[Data items]
---+---

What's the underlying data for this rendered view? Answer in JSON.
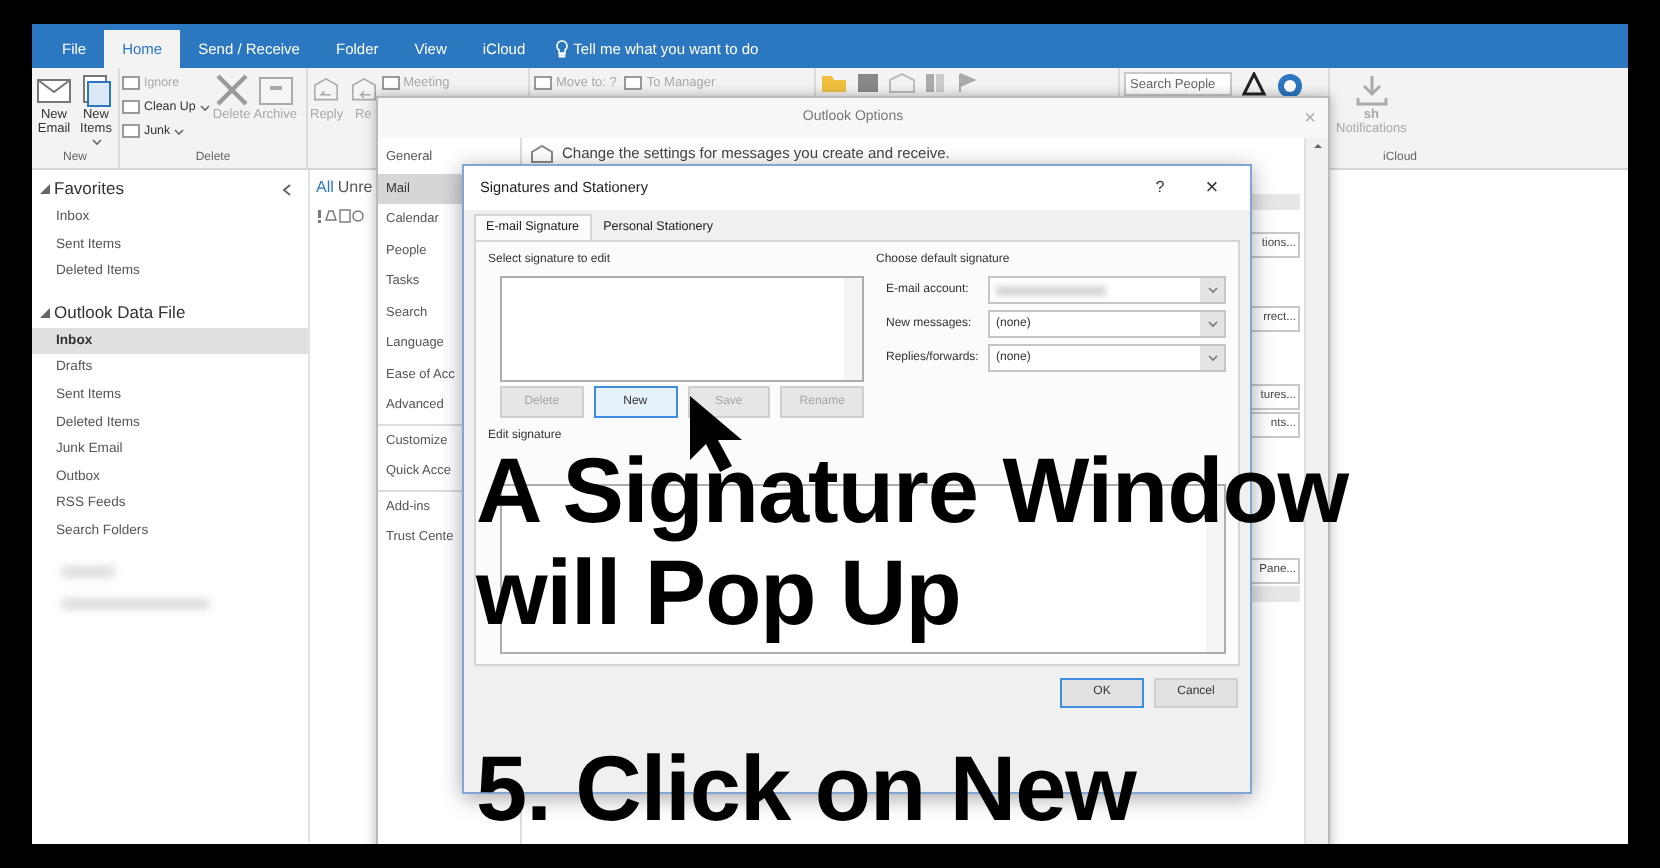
{
  "ribbon_tabs": [
    {
      "label": "File",
      "selected": false
    },
    {
      "label": "Home",
      "selected": true
    },
    {
      "label": "Send / Receive",
      "selected": false
    },
    {
      "label": "Folder",
      "selected": false
    },
    {
      "label": "View",
      "selected": false
    },
    {
      "label": "iCloud",
      "selected": false
    }
  ],
  "tell_me": "Tell me what you want to do",
  "ribbon_groups": [
    {
      "label": "New",
      "items": [
        {
          "kind": "large",
          "label": "New Email",
          "disabled": false,
          "dropdown": false
        },
        {
          "kind": "large",
          "label": "New Items",
          "disabled": false,
          "dropdown": true
        }
      ]
    },
    {
      "label": "Delete",
      "items": [
        {
          "kind": "stack",
          "entries": [
            {
              "label": "Ignore",
              "disabled": true,
              "dropdown": false
            },
            {
              "label": "Clean Up",
              "disabled": false,
              "dropdown": true
            },
            {
              "label": "Junk",
              "disabled": false,
              "dropdown": true
            }
          ]
        },
        {
          "kind": "large",
          "label": "Delete",
          "disabled": true,
          "dropdown": false
        },
        {
          "kind": "large",
          "label": "Archive",
          "disabled": true,
          "dropdown": false
        }
      ]
    },
    {
      "items": [
        {
          "kind": "large",
          "label": "Reply",
          "disabled": true,
          "dropdown": false
        },
        {
          "kind": "large",
          "label": "Re",
          "disabled": true,
          "dropdown": false
        },
        {
          "kind": "stack",
          "entries": [
            {
              "label": "Meeting",
              "disabled": true,
              "dropdown": false
            }
          ]
        }
      ]
    },
    {
      "items": [
        {
          "kind": "stack",
          "entries": [
            {
              "label": "Move to: ?",
              "disabled": true,
              "dropdown": false
            }
          ]
        },
        {
          "kind": "stack",
          "entries": [
            {
              "label": "To Manager",
              "disabled": true,
              "dropdown": false
            }
          ]
        }
      ]
    },
    {
      "items": [
        {
          "kind": "icon_row"
        }
      ]
    },
    {
      "items": [
        {
          "kind": "search",
          "placeholder": "Search People"
        },
        {
          "kind": "app_icons"
        }
      ]
    },
    {
      "label": "iCloud",
      "items": [
        {
          "kind": "large",
          "label": "**sh** Notifications",
          "disabled": true,
          "dropdown": false
        }
      ]
    }
  ],
  "folder_pane": {
    "sections": [
      {
        "label": "Favorites",
        "expanded": true,
        "children": [
          {
            "label": "Inbox",
            "selected": false
          },
          {
            "label": "Sent Items",
            "selected": false
          },
          {
            "label": "Deleted Items",
            "selected": false
          }
        ]
      },
      {
        "label": "Outlook Data File",
        "expanded": true,
        "children": [
          {
            "label": "Inbox",
            "selected": true
          },
          {
            "label": "Drafts",
            "selected": false
          },
          {
            "label": "Sent Items",
            "selected": false
          },
          {
            "label": "Deleted Items",
            "selected": false
          },
          {
            "label": "Junk Email",
            "selected": false
          },
          {
            "label": "Outbox",
            "selected": false
          },
          {
            "label": "RSS Feeds",
            "selected": false
          },
          {
            "label": "Search Folders",
            "selected": false
          }
        ]
      }
    ]
  },
  "message_list": {
    "filters": [
      {
        "label": "All",
        "selected": true
      },
      {
        "label": "Unre",
        "selected": false
      }
    ]
  },
  "options_dialog": {
    "title": "Outlook Options",
    "close": "×",
    "nav": [
      {
        "label": "General",
        "selected": false,
        "separator_before": false
      },
      {
        "label": "Mail",
        "selected": true,
        "separator_before": false
      },
      {
        "label": "Calendar",
        "selected": false,
        "separator_before": false
      },
      {
        "label": "People",
        "selected": false,
        "separator_before": false
      },
      {
        "label": "Tasks",
        "selected": false,
        "separator_before": false
      },
      {
        "label": "Search",
        "selected": false,
        "separator_before": false
      },
      {
        "label": "Language",
        "selected": false,
        "separator_before": false
      },
      {
        "label": "Ease of Acc",
        "selected": false,
        "separator_before": false
      },
      {
        "label": "Advanced",
        "selected": false,
        "separator_before": false
      },
      {
        "label": "Customize",
        "selected": false,
        "separator_before": true
      },
      {
        "label": "Quick Acce",
        "selected": false,
        "separator_before": false
      },
      {
        "label": "Add-ins",
        "selected": false,
        "separator_before": true
      },
      {
        "label": "Trust Cente",
        "selected": false,
        "separator_before": false
      }
    ],
    "header": "Change the settings for messages you create and receive.",
    "side_buttons": [
      "tions...",
      "rrect...",
      "tures...",
      "nts...",
      "Pane..."
    ]
  },
  "signature_dialog": {
    "title": "Signatures and Stationery",
    "help": "?",
    "close": "×",
    "tabs": [
      {
        "label": "E-mail Signature",
        "selected": true
      },
      {
        "label": "Personal Stationery",
        "selected": false
      }
    ],
    "select_label": "Select signature to edit",
    "buttons": [
      {
        "label": "Delete",
        "disabled": true,
        "focused": false
      },
      {
        "label": "New",
        "disabled": false,
        "focused": true
      },
      {
        "label": "Save",
        "disabled": true,
        "focused": false
      },
      {
        "label": "Rename",
        "disabled": true,
        "focused": false
      }
    ],
    "default_label": "Choose default signature",
    "fields": [
      {
        "kind": "redacted",
        "label": "E-mail account:"
      },
      {
        "kind": "select",
        "label": "New messages:",
        "value": "(none)"
      },
      {
        "kind": "select",
        "label": "Replies/forwards:",
        "value": "(none)"
      }
    ],
    "edit_label": "Edit signature",
    "footer_buttons": [
      {
        "label": "OK",
        "default": true
      },
      {
        "label": "Cancel",
        "default": false
      }
    ]
  },
  "caption": {
    "headline_lines": [
      "A Signature Window",
      "will Pop Up"
    ],
    "step": "5. Click on New"
  }
}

---+---

■ Exercise
Ignore the images and quote every line of the listing exactly.

■ Expected answer
What's the underlying data for this rendered view? Answer in JSON.
{
  "ribbon_tabs": [
    {
      "label": "File",
      "selected": false
    },
    {
      "label": "Home",
      "selected": true
    },
    {
      "label": "Send / Receive",
      "selected": false
    },
    {
      "label": "Folder",
      "selected": false
    },
    {
      "label": "View",
      "selected": false
    },
    {
      "label": "iCloud",
      "selected": false
    }
  ],
  "tell_me": "Tell me what you want to do",
  "ribbon_groups": [
    {
      "label": "New",
      "items": [
        {
          "kind": "large",
          "label": "New Email",
          "disabled": false,
          "dropdown": false
        },
        {
          "kind": "large",
          "label": "New Items",
          "disabled": false,
          "dropdown": true
        }
      ]
    },
    {
      "label": "Delete",
      "items": [
        {
          "kind": "stack",
          "entries": [
            {
              "label": "Ignore",
              "disabled": true,
              "dropdown": false
            },
            {
              "label": "Clean Up",
              "disabled": false,
              "dropdown": true
            },
            {
              "label": "Junk",
              "disabled": false,
              "dropdown": true
            }
          ]
        },
        {
          "kind": "large",
          "label": "Delete",
          "disabled": true,
          "dropdown": false
        },
        {
          "kind": "large",
          "label": "Archive",
          "disabled": true,
          "dropdown": false
        }
      ]
    },
    {
      "items": [
        {
          "kind": "large",
          "label": "Reply",
          "disabled": true,
          "dropdown": false
        },
        {
          "kind": "large",
          "label": "Re",
          "disabled": true,
          "dropdown": false
        },
        {
          "kind": "stack",
          "entries": [
            {
              "label": "Meeting",
              "disabled": true,
              "dropdown": false
            }
          ]
        }
      ]
    },
    {
      "items": [
        {
          "kind": "stack",
          "entries": [
            {
              "label": "Move to: ?",
              "disabled": true,
              "dropdown": false
            }
          ]
        },
        {
          "kind": "stack",
          "entries": [
            {
              "label": "To Manager",
              "disabled": true,
              "dropdown": false
            }
          ]
        }
      ]
    },
    {
      "items": [
        {
          "kind": "icon_row"
        }
      ]
    },
    {
      "items": [
        {
          "kind": "search",
          "placeholder": "Search People"
        },
        {
          "kind": "app_icons"
        }
      ]
    },
    {
      "label": "iCloud",
      "items": [
        {
          "kind": "large",
          "label": "**sh** Notifications",
          "disabled": true,
          "dropdown": false
        }
      ]
    }
  ],
  "folder_pane": {
    "sections": [
      {
        "label": "Favorites",
        "expanded": true,
        "children": [
          {
            "label": "Inbox",
            "selected": false
          },
          {
            "label": "Sent Items",
            "selected": false
          },
          {
            "label": "Deleted Items",
            "selected": false
          }
        ]
      },
      {
        "label": "Outlook Data File",
        "expanded": true,
        "children": [
          {
            "label": "Inbox",
            "selected": true
          },
          {
            "label": "Drafts",
            "selected": false
          },
          {
            "label": "Sent Items",
            "selected": false
          },
          {
            "label": "Deleted Items",
            "selected": false
          },
          {
            "label": "Junk Email",
            "selected": false
          },
          {
            "label": "Outbox",
            "selected": false
          },
          {
            "label": "RSS Feeds",
            "selected": false
          },
          {
            "label": "Search Folders",
            "selected": false
          }
        ]
      }
    ]
  },
  "message_list": {
    "filters": [
      {
        "label": "All",
        "selected": true
      },
      {
        "label": "Unre",
        "selected": false
      }
    ]
  },
  "options_dialog": {
    "title": "Outlook Options",
    "close": "×",
    "nav": [
      {
        "label": "General",
        "selected": false,
        "separator_before": false
      },
      {
        "label": "Mail",
        "selected": true,
        "separator_before": false
      },
      {
        "label": "Calendar",
        "selected": false,
        "separator_before": false
      },
      {
        "label": "People",
        "selected": false,
        "separator_before": false
      },
      {
        "label": "Tasks",
        "selected": false,
        "separator_before": false
      },
      {
        "label": "Search",
        "selected": false,
        "separator_before": false
      },
      {
        "label": "Language",
        "selected": false,
        "separator_before": false
      },
      {
        "label": "Ease of Acc",
        "selected": false,
        "separator_before": false
      },
      {
        "label": "Advanced",
        "selected": false,
        "separator_before": false
      },
      {
        "label": "Customize",
        "selected": false,
        "separator_before": true
      },
      {
        "label": "Quick Acce",
        "selected": false,
        "separator_before": false
      },
      {
        "label": "Add-ins",
        "selected": false,
        "separator_before": true
      },
      {
        "label": "Trust Cente",
        "selected": false,
        "separator_before": false
      }
    ],
    "header": "Change the settings for messages you create and receive.",
    "side_buttons": [
      "tions...",
      "rrect...",
      "tures...",
      "nts...",
      "Pane..."
    ]
  },
  "signature_dialog": {
    "title": "Signatures and Stationery",
    "help": "?",
    "close": "×",
    "tabs": [
      {
        "label": "E-mail Signature",
        "selected": true
      },
      {
        "label": "Personal Stationery",
        "selected": false
      }
    ],
    "select_label": "Select signature to edit",
    "buttons": [
      {
        "label": "Delete",
        "disabled": true,
        "focused": false
      },
      {
        "label": "New",
        "disabled": false,
        "focused": true
      },
      {
        "label": "Save",
        "disabled": true,
        "focused": false
      },
      {
        "label": "Rename",
        "disabled": true,
        "focused": false
      }
    ],
    "default_label": "Choose default signature",
    "fields": [
      {
        "kind": "redacted",
        "label": "E-mail account:"
      },
      {
        "kind": "select",
        "label": "New messages:",
        "value": "(none)"
      },
      {
        "kind": "select",
        "label": "Replies/forwards:",
        "value": "(none)"
      }
    ],
    "edit_label": "Edit signature",
    "footer_buttons": [
      {
        "label": "OK",
        "default": true
      },
      {
        "label": "Cancel",
        "default": false
      }
    ]
  },
  "caption": {
    "headline_lines": [
      "A Signature Window",
      "will Pop Up"
    ],
    "step": "5. Click on New"
  }
}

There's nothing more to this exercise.